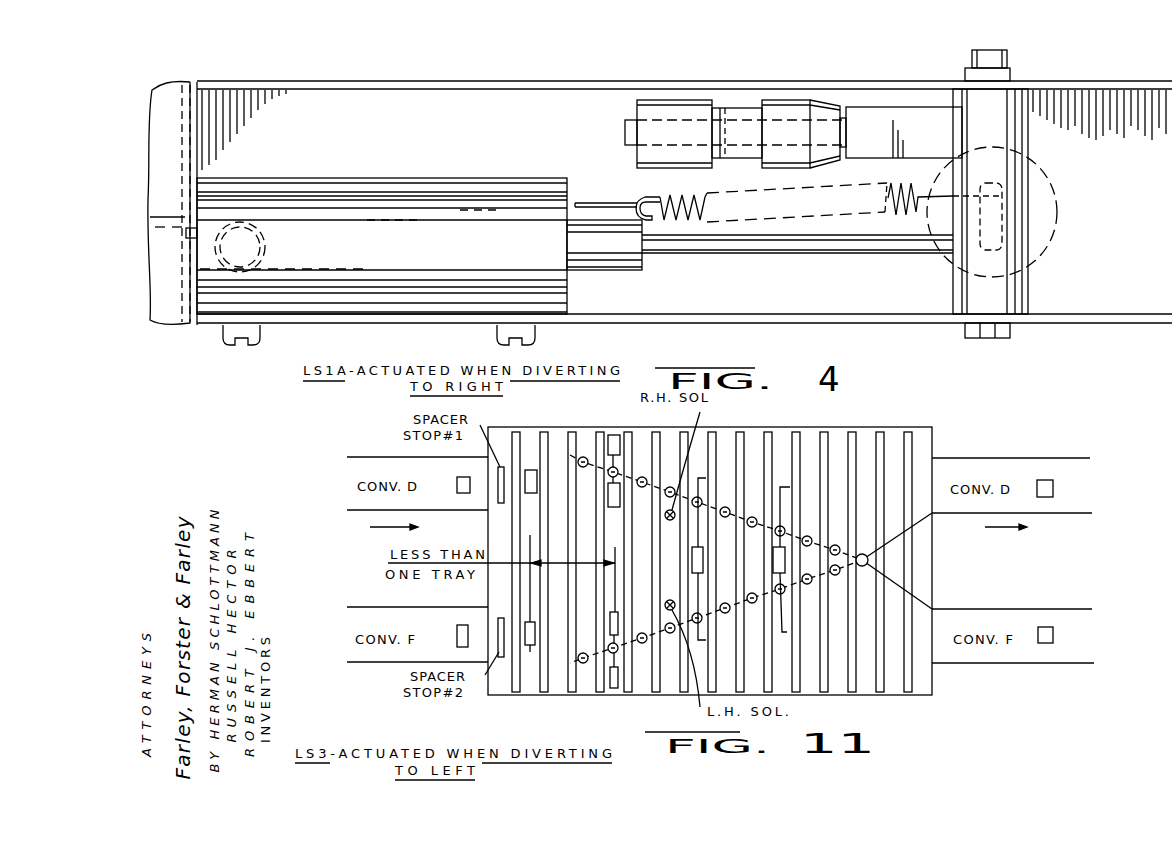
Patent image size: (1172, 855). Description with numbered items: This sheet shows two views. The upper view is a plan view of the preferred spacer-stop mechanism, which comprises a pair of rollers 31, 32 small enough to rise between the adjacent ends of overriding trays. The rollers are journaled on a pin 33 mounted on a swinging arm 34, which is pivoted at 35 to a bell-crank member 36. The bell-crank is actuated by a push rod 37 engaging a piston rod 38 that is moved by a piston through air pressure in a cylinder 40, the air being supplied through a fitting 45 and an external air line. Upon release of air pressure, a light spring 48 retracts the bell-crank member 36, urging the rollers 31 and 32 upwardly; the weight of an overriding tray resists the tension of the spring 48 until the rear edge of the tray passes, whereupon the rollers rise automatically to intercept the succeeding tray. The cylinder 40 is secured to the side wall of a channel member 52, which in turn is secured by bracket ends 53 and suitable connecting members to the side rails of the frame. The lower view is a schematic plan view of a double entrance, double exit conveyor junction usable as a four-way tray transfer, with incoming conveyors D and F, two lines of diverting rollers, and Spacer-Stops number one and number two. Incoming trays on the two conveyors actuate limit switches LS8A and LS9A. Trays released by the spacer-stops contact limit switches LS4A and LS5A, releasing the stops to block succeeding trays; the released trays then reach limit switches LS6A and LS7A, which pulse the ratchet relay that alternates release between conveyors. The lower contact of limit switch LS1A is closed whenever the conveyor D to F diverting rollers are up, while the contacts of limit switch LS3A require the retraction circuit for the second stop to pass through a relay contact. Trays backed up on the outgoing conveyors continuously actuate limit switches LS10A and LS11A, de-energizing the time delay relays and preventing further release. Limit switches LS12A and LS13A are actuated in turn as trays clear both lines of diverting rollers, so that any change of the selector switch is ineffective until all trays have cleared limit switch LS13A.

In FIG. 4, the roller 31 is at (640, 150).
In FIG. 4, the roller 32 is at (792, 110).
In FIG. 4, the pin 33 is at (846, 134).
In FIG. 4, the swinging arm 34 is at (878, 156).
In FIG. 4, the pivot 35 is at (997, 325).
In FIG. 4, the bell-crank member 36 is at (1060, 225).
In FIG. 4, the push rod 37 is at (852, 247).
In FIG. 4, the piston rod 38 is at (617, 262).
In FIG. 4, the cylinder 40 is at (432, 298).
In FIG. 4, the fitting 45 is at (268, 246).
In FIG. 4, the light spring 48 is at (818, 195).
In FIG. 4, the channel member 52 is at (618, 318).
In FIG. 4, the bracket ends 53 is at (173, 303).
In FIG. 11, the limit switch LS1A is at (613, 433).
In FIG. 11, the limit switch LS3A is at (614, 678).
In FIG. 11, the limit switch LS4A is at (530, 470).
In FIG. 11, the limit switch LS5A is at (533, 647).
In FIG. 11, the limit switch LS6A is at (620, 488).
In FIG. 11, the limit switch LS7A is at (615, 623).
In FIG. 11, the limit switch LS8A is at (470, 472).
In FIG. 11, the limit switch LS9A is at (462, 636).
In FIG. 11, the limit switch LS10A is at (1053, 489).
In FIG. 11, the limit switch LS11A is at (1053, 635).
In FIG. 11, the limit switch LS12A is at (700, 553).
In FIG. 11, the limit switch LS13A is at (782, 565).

————

● DIRECTIONS FOR THIS TASK: Copy the records word for word from their beginning through the line "In FIG. 4, the roller 31 is at (640, 150).", including both of those ends. Omit the pictures.

● OUTPUT:
Patent image size: (1172, 855). Description with numbered items: This sheet shows two views. The upper view is a plan view of the preferred spacer-stop mechanism, which comprises a pair of rollers 31, 32 small enough to rise between the adjacent ends of overriding trays. The rollers are journaled on a pin 33 mounted on a swinging arm 34, which is pivoted at 35 to a bell-crank member 36. The bell-crank is actuated by a push rod 37 engaging a piston rod 38 that is moved by a piston through air pressure in a cylinder 40, the air being supplied through a fitting 45 and an external air line. Upon release of air pressure, a light spring 48 retracts the bell-crank member 36, urging the rollers 31 and 32 upwardly; the weight of an overriding tray resists the tension of the spring 48 until the rear edge of the tray passes, whereupon the rollers rise automatically to intercept the succeeding tray. The cylinder 40 is secured to the side wall of a channel member 52, which in turn is secured by bracket ends 53 and suitable connecting members to the side rails of the frame. The lower view is a schematic plan view of a double entrance, double exit conveyor junction usable as a four-way tray transfer, with incoming conveyors D and F, two lines of diverting rollers, and Spacer-Stops number one and number two. Incoming trays on the two conveyors actuate limit switches LS8A and LS9A. Trays released by the spacer-stops contact limit switches LS4A and LS5A, releasing the stops to block succeeding trays; the released trays then reach limit switches LS6A and LS7A, which pulse the ratchet relay that alternates release between conveyors. The lower contact of limit switch LS1A is closed whenever the conveyor D to F diverting rollers are up, while the contacts of limit switch LS3A require the retraction circuit for the second stop to pass through a relay contact. Trays backed up on the outgoing conveyors continuously actuate limit switches LS10A and LS11A, de-energizing the time delay relays and preventing further release. Limit switches LS12A and LS13A are actuated in turn as trays clear both lines of diverting rollers, so that any change of the selector switch is ineffective until all trays have cleared limit switch LS13A.

In FIG. 4, the roller 31 is at (640, 150).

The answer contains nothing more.